Dataset records
● ● ● ●

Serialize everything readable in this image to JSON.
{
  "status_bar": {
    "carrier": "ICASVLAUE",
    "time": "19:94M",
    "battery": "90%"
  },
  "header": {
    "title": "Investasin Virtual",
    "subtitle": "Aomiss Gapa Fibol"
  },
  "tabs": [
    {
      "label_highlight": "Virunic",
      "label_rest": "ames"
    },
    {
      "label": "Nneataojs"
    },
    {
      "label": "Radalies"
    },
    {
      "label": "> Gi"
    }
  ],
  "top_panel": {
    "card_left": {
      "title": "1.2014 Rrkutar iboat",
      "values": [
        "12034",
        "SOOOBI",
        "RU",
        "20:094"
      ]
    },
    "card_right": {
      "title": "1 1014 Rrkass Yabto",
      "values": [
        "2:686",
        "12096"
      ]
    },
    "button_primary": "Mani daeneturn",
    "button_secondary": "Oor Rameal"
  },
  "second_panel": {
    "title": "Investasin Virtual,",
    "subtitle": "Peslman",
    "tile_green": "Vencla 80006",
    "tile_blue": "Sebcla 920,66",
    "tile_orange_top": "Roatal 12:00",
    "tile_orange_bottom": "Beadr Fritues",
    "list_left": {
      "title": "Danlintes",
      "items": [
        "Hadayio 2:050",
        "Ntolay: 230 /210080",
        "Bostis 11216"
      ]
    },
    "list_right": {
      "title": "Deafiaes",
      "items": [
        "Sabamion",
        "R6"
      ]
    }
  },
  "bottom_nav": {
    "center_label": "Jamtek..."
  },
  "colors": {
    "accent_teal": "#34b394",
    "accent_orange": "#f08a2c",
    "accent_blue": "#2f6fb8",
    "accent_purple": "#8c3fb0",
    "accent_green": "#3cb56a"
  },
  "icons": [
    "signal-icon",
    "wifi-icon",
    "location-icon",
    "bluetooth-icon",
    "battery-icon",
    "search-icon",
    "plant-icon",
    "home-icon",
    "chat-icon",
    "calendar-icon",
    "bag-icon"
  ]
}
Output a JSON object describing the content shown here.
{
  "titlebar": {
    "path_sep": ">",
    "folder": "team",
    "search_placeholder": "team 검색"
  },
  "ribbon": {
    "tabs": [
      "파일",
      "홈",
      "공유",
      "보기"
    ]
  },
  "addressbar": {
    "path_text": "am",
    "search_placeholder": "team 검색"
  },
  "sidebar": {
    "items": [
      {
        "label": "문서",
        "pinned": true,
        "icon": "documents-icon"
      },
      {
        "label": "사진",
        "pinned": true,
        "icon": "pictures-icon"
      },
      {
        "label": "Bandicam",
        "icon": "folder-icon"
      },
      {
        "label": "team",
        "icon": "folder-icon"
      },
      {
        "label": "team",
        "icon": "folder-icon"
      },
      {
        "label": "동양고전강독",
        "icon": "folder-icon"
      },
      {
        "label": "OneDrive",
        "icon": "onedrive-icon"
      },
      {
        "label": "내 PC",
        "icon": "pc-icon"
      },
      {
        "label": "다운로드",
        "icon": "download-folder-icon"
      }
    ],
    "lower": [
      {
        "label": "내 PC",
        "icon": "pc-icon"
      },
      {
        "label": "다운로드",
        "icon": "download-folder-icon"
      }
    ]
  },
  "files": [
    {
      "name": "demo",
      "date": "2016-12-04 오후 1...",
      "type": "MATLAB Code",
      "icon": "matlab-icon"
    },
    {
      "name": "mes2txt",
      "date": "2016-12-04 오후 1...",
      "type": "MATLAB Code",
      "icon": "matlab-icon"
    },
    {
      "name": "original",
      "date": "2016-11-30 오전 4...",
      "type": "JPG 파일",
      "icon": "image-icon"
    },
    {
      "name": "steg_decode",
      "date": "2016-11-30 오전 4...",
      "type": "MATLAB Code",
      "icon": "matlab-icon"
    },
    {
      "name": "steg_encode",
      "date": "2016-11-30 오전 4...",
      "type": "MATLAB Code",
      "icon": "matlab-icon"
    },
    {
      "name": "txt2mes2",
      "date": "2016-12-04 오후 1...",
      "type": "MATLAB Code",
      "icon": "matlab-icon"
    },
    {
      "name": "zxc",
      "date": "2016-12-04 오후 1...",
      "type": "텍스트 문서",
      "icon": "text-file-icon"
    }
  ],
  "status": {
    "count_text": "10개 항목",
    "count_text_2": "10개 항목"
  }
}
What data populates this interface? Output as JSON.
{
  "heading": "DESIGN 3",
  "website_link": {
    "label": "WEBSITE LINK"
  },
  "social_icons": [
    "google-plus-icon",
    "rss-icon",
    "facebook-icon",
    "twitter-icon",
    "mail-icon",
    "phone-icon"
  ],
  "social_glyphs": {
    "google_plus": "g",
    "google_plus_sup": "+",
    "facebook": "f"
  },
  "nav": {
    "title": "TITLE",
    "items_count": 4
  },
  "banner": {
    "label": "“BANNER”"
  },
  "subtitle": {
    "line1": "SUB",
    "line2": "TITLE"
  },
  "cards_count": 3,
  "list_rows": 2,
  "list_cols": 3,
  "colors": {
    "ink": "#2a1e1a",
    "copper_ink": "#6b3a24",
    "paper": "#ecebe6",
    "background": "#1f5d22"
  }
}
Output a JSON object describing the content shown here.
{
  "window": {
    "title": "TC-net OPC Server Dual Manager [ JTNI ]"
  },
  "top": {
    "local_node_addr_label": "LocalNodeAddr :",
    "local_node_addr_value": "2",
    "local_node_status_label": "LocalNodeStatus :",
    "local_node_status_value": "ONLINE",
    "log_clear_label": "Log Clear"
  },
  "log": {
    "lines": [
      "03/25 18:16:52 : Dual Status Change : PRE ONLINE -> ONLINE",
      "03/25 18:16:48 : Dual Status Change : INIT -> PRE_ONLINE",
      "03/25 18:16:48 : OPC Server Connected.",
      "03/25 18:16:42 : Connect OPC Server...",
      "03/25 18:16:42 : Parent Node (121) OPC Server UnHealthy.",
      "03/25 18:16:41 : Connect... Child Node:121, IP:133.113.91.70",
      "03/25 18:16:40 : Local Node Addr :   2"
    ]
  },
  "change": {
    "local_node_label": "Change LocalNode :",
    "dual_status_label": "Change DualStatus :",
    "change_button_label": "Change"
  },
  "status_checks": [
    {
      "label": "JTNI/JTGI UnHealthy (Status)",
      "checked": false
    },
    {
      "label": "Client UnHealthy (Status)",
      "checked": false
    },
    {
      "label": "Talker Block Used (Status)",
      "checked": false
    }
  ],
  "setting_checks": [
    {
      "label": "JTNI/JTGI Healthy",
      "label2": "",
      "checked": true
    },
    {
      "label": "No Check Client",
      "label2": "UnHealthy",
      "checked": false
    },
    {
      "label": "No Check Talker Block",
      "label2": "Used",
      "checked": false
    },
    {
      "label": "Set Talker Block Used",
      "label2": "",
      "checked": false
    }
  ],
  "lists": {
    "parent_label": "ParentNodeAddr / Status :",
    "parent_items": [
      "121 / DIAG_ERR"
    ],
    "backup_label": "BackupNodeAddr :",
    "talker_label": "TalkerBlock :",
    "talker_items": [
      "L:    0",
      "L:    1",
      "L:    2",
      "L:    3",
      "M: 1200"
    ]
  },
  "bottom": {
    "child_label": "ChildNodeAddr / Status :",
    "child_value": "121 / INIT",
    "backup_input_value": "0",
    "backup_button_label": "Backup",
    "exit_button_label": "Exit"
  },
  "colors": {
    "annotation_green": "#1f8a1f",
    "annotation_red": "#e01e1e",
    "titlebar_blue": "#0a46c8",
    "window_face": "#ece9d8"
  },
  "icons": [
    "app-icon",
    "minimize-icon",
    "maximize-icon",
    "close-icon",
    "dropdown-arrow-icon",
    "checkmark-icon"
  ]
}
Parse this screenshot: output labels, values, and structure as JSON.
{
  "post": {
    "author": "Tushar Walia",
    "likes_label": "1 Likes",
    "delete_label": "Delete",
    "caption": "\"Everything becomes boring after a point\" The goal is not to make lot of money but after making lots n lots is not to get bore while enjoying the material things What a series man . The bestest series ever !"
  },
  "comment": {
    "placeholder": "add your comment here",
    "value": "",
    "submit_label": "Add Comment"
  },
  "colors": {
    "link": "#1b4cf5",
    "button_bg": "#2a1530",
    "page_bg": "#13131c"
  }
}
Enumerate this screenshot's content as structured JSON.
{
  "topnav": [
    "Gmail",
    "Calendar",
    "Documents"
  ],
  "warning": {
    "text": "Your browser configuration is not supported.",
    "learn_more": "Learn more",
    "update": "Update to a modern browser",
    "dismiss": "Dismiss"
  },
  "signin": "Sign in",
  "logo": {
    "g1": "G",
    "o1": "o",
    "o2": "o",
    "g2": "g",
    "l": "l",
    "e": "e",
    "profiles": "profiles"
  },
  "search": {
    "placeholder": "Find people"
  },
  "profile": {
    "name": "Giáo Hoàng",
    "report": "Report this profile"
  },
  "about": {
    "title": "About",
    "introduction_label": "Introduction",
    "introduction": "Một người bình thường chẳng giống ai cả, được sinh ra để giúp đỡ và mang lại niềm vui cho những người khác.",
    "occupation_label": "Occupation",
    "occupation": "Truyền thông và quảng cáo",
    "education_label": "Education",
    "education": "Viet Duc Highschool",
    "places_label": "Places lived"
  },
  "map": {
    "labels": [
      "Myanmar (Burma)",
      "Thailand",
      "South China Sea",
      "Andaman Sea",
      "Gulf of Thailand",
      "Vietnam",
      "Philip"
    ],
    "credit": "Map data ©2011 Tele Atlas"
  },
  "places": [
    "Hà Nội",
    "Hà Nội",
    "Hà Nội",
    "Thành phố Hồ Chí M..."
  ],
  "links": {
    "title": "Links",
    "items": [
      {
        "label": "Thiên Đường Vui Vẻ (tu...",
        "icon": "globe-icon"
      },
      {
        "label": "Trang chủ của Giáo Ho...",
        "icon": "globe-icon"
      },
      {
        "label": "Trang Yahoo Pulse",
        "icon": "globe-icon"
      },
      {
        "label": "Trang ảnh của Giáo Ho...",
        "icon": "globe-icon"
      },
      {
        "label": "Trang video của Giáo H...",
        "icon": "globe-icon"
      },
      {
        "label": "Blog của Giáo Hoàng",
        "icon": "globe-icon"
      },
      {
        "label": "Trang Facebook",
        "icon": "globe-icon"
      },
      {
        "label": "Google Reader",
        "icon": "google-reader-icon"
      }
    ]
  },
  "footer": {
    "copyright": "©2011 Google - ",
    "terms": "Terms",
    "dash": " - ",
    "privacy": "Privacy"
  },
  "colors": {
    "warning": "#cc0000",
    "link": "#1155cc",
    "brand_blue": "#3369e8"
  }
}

● ● ● ●

From the data above, work out how many lines hold "Trang". Answer with the number alone.

### Expected output
5